» Your objective: Starting with the line that contains "UI element localization: list" and going on through the line that contains "commit-node-blue — [693, 0, 729, 18]", give those lines as a numbered list. Skip blank lines and leave the pictures out.

-- Start of Records shown --

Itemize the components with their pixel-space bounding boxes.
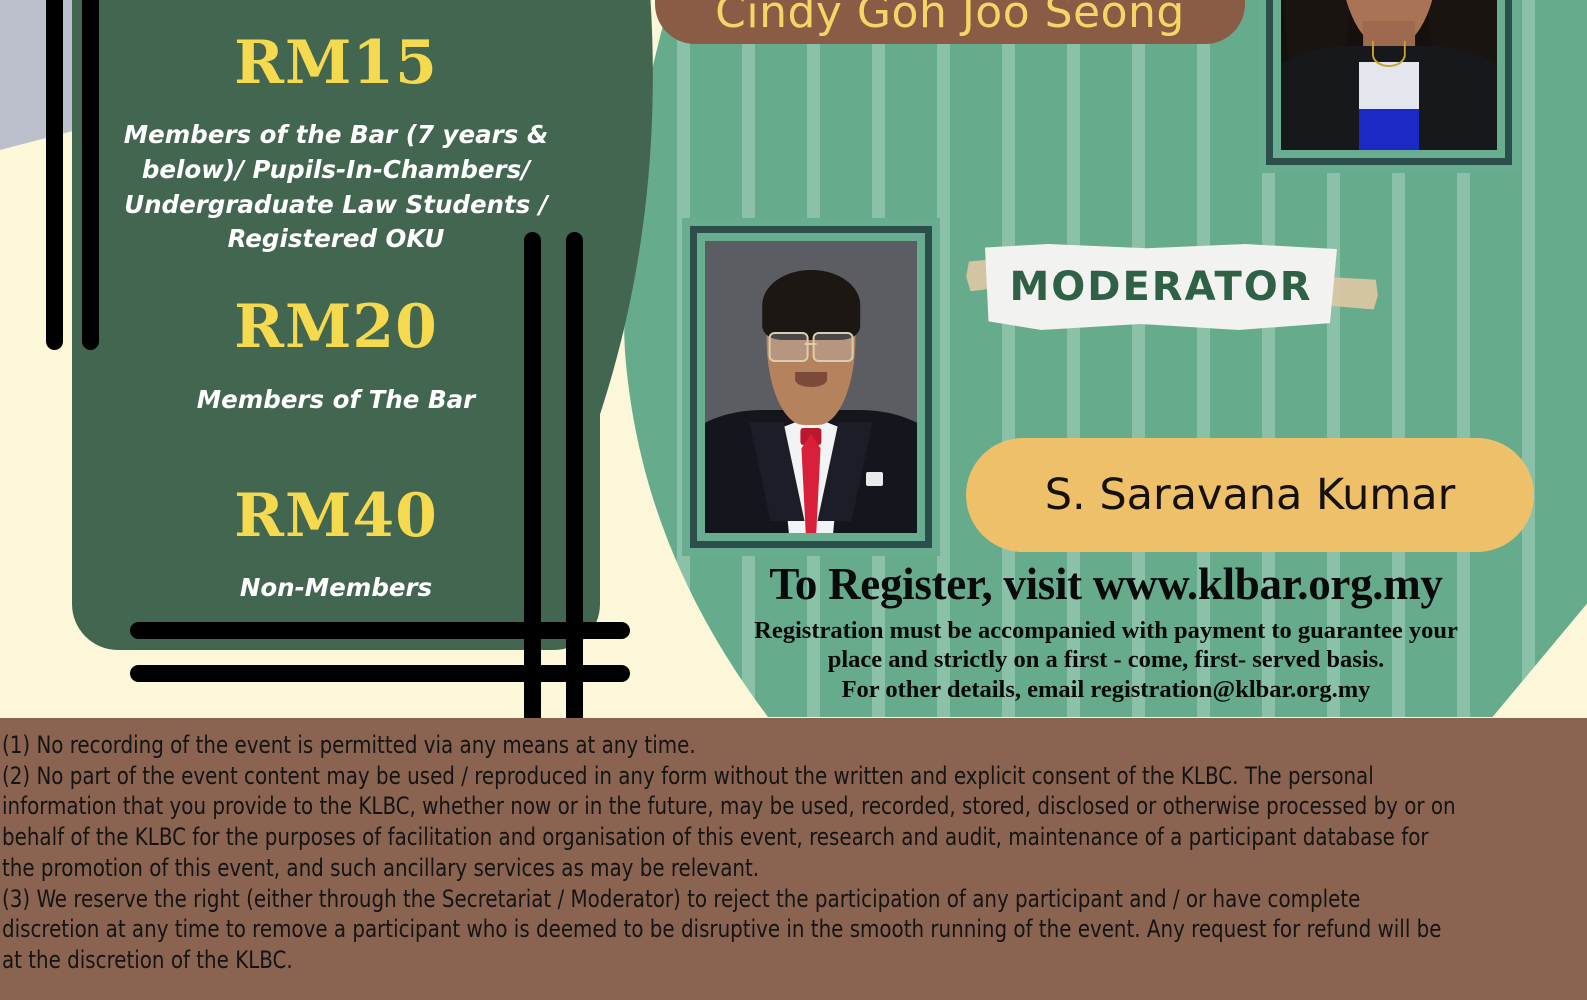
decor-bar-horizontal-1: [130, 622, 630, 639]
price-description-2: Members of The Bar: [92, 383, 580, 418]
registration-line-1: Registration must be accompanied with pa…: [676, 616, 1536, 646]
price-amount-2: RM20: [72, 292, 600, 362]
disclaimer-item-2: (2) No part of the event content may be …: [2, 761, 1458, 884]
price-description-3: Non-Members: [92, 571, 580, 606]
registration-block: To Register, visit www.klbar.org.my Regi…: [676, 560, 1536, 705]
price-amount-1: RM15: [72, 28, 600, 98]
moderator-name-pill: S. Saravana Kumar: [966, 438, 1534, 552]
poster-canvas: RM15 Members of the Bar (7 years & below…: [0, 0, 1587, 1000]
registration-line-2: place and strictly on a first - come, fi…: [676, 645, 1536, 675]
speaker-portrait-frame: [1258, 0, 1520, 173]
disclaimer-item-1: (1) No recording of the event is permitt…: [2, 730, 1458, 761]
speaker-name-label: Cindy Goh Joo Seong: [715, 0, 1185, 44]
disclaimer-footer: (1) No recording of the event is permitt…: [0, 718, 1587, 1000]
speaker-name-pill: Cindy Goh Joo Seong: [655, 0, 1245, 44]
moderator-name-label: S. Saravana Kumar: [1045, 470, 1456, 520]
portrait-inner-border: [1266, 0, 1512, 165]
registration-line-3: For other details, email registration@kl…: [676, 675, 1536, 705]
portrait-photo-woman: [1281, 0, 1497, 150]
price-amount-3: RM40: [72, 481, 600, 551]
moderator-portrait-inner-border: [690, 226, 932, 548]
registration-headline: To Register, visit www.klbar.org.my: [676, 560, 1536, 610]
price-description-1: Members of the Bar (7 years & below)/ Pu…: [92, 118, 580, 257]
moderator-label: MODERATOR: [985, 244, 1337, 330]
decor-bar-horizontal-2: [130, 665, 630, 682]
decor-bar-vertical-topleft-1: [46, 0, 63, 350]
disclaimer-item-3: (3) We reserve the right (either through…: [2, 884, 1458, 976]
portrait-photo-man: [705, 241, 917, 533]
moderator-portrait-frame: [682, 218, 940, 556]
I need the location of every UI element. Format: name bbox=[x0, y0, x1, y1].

-- End of Records shown --
-- Start of Records shown --

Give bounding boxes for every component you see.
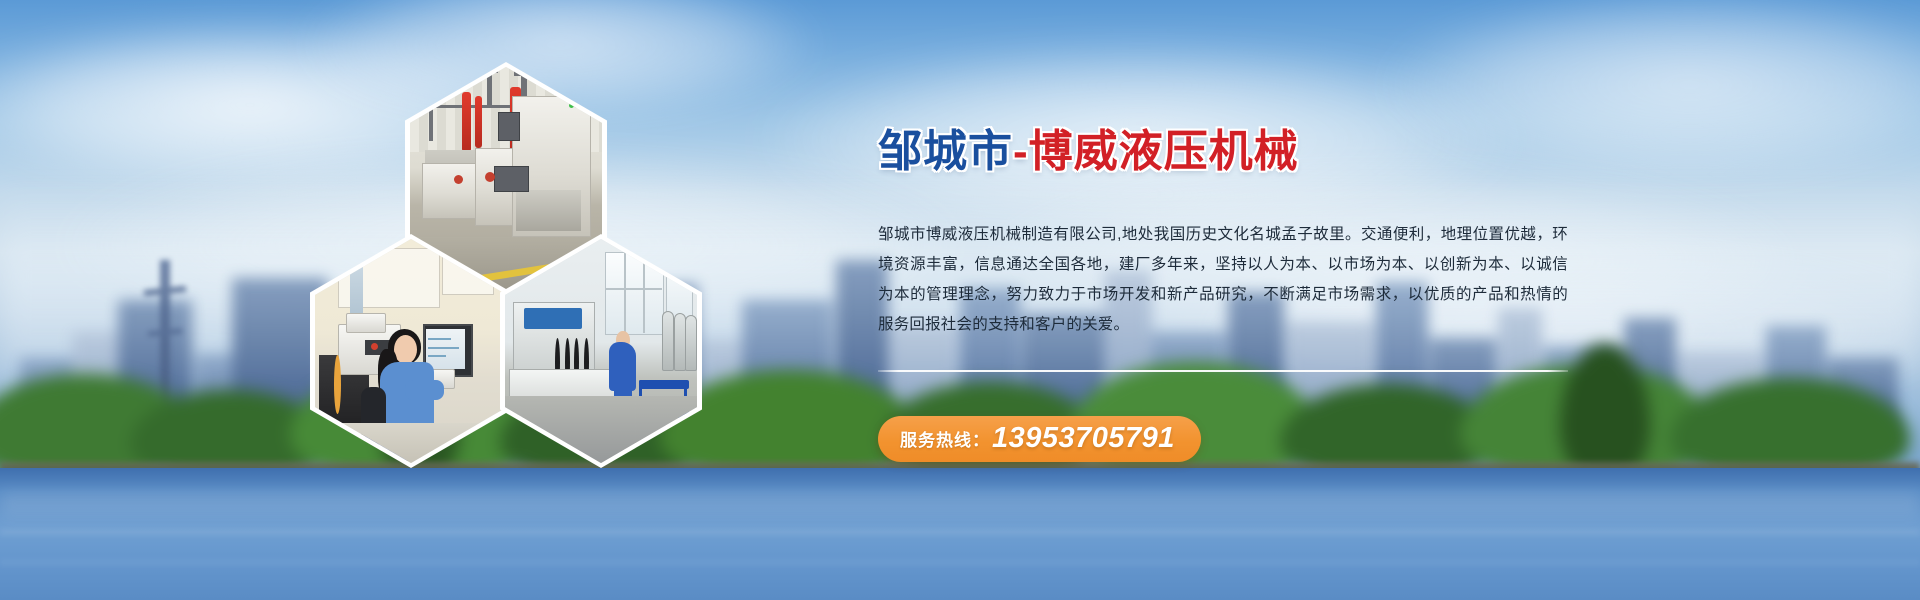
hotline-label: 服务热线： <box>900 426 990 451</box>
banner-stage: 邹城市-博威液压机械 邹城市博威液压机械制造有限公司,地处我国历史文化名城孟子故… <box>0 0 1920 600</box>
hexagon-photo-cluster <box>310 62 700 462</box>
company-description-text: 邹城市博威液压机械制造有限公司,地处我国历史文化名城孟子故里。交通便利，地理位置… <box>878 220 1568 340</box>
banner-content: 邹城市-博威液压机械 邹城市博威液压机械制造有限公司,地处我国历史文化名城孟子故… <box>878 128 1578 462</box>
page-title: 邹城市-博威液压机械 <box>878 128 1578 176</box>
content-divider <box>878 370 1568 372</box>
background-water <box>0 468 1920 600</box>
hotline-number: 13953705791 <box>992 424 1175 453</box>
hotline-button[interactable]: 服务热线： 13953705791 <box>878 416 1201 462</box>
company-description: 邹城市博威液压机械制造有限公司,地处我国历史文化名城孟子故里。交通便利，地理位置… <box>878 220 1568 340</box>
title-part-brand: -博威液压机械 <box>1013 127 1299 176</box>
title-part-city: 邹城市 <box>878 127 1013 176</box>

-- End of Records shown --
-- Start of Records shown --

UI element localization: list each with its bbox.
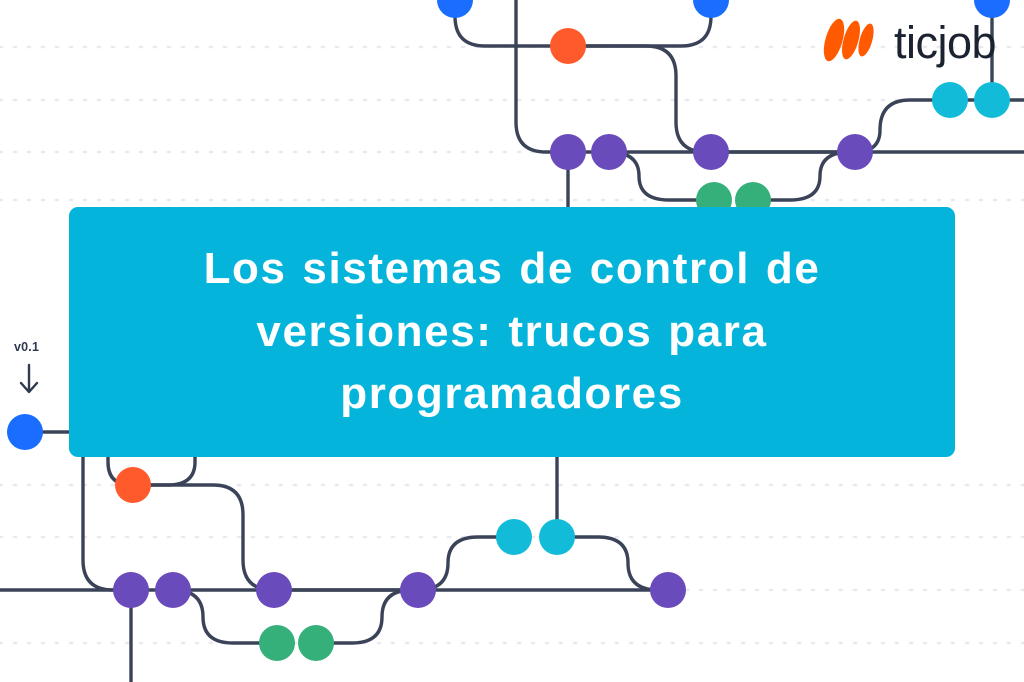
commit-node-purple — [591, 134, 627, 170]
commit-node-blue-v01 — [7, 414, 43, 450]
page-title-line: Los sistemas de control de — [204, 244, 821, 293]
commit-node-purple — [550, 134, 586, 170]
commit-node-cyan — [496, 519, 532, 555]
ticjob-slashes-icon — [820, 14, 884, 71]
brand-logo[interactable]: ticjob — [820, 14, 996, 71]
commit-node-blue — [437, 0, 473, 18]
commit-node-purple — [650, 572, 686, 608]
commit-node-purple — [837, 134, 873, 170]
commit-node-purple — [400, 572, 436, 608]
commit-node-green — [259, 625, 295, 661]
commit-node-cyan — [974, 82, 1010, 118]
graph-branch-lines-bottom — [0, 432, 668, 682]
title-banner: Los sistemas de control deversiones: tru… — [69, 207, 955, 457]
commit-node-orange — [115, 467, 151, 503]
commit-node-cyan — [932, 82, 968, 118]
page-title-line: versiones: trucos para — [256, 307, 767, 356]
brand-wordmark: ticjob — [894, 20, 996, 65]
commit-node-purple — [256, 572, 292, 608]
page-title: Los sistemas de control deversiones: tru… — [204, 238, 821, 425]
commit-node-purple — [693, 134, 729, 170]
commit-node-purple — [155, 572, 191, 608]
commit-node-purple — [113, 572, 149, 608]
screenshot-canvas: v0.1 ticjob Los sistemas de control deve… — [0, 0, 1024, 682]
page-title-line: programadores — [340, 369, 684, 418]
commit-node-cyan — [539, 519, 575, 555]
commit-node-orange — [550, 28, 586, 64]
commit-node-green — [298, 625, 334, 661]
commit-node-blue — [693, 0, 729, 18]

-- End of Records shown --

» Output for this task:
1. UI element localization: list each with its bbox.
2. commit-node-purple — [591, 134, 627, 170]
3. commit-node-blue-v01 — [7, 414, 43, 450]
4. page-title-line: Los sistemas de control de — [204, 244, 821, 293]
5. commit-node-purple — [550, 134, 586, 170]
6. commit-node-cyan — [496, 519, 532, 555]
7. ticjob-slashes-icon — [820, 14, 884, 71]
8. brand-logo[interactable]: ticjob — [820, 14, 996, 71]
9. commit-node-blue — [437, 0, 473, 18]
10. commit-node-purple — [650, 572, 686, 608]
11. commit-node-purple — [837, 134, 873, 170]
12. commit-node-purple — [400, 572, 436, 608]
13. commit-node-green — [259, 625, 295, 661]
14. commit-node-cyan — [974, 82, 1010, 118]
15. graph-branch-lines-bottom — [0, 432, 668, 682]
16. title-banner: Los sistemas de control deversiones: tru… — [69, 207, 955, 457]
17. commit-node-orange — [115, 467, 151, 503]
18. commit-node-cyan — [932, 82, 968, 118]
19. page-title-line: versiones: trucos para — [256, 307, 767, 356]
20. brand-wordmark: ticjob — [894, 20, 996, 65]
21. commit-node-purple — [256, 572, 292, 608]
22. page-title: Los sistemas de control deversiones: tru… — [204, 238, 821, 425]
23. commit-node-purple — [693, 134, 729, 170]
24. commit-node-purple — [155, 572, 191, 608]
25. commit-node-purple — [113, 572, 149, 608]
26. screenshot-canvas: v0.1 ticjob Los sistemas de control deve… — [0, 0, 1024, 682]
27. page-title-line: programadores — [340, 369, 684, 418]
28. commit-node-cyan — [539, 519, 575, 555]
29. commit-node-orange — [550, 28, 586, 64]
30. commit-node-green — [298, 625, 334, 661]
31. commit-node-blue — [693, 0, 729, 18]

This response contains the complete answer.